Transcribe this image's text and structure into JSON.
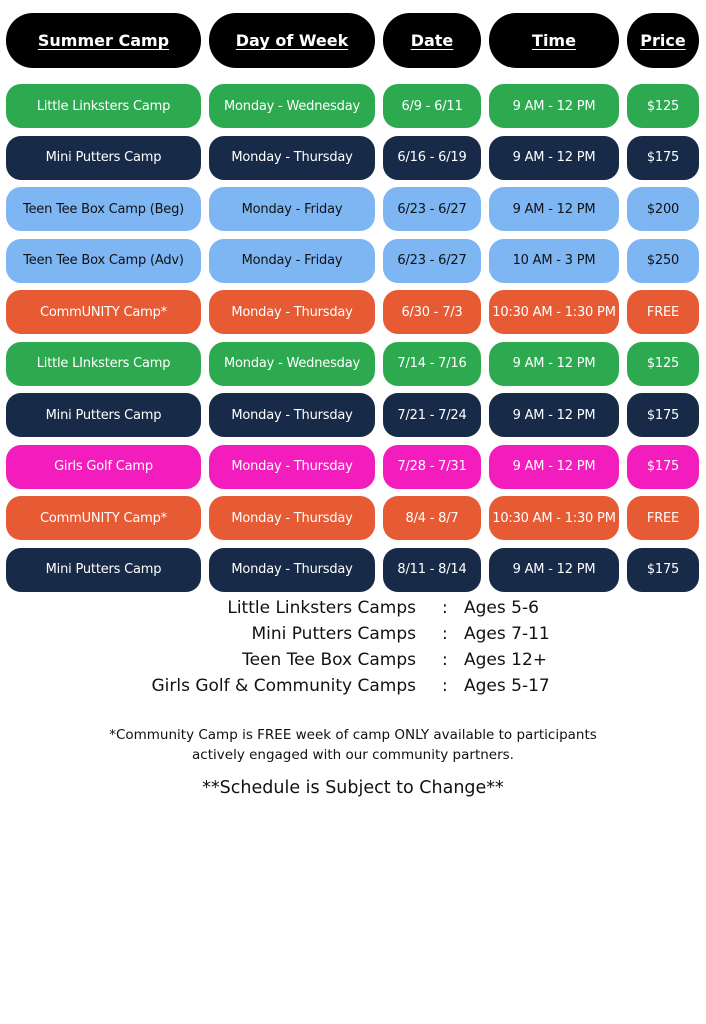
{
  "colors": {
    "header": "#000000",
    "green": "#2DAA4F",
    "navy": "#172A47",
    "lightblue": "#7EB6F3",
    "orange": "#E65A34",
    "pink": "#F21DBC"
  },
  "headers": [
    "Summer Camp",
    "Day of Week",
    "Date",
    "Time",
    "Price"
  ],
  "rows": [
    {
      "camp": "Little Linksters Camp",
      "days": "Monday - Wednesday",
      "date": "6/9 - 6/11",
      "time": "9 AM - 12 PM",
      "price": "$125",
      "color": "green"
    },
    {
      "camp": "Mini Putters Camp",
      "days": "Monday - Thursday",
      "date": "6/16 - 6/19",
      "time": "9 AM - 12 PM",
      "price": "$175",
      "color": "navy"
    },
    {
      "camp": "Teen Tee Box Camp (Beg)",
      "days": "Monday - Friday",
      "date": "6/23 - 6/27",
      "time": "9 AM - 12 PM",
      "price": "$200",
      "color": "lightblue"
    },
    {
      "camp": "Teen Tee Box Camp (Adv)",
      "days": "Monday - Friday",
      "date": "6/23 - 6/27",
      "time": "10 AM - 3 PM",
      "price": "$250",
      "color": "lightblue"
    },
    {
      "camp": "CommUNITY Camp*",
      "days": "Monday - Thursday",
      "date": "6/30 - 7/3",
      "time": "10:30 AM - 1:30 PM",
      "price": "FREE",
      "color": "orange"
    },
    {
      "camp": "Little LInksters Camp",
      "days": "Monday - Wednesday",
      "date": "7/14 - 7/16",
      "time": "9 AM - 12 PM",
      "price": "$125",
      "color": "green"
    },
    {
      "camp": "Mini Putters Camp",
      "days": "Monday - Thursday",
      "date": "7/21 - 7/24",
      "time": "9 AM - 12 PM",
      "price": "$175",
      "color": "navy"
    },
    {
      "camp": "Girls Golf Camp",
      "days": "Monday - Thursday",
      "date": "7/28 - 7/31",
      "time": "9 AM - 12 PM",
      "price": "$175",
      "color": "pink"
    },
    {
      "camp": "CommUNITY Camp*",
      "days": "Monday - Thursday",
      "date": "8/4 - 8/7",
      "time": "10:30 AM - 1:30 PM",
      "price": "FREE",
      "color": "orange"
    },
    {
      "camp": "Mini Putters Camp",
      "days": "Monday - Thursday",
      "date": "8/11 - 8/14",
      "time": "9 AM - 12 PM",
      "price": "$175",
      "color": "navy"
    }
  ],
  "ages": [
    {
      "name": "Little Linksters Camps",
      "sep": ":",
      "ages": "Ages 5-6"
    },
    {
      "name": "Mini Putters Camps",
      "sep": ":",
      "ages": "Ages 7-11"
    },
    {
      "name": "Teen Tee Box Camps",
      "sep": ":",
      "ages": "Ages 12+"
    },
    {
      "name": "Girls Golf & Community Camps",
      "sep": ":",
      "ages": "Ages 5-17"
    }
  ],
  "footnote": {
    "line1": "*Community Camp is FREE week of camp ONLY available to participants",
    "line2": "actively engaged with our community partners."
  },
  "disclaimer": "**Schedule is Subject to Change**"
}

_ _ _ _ _

**The request**. State the number of lines in the data that include the string "Little", and add nothing else.

**Output of the task**. 3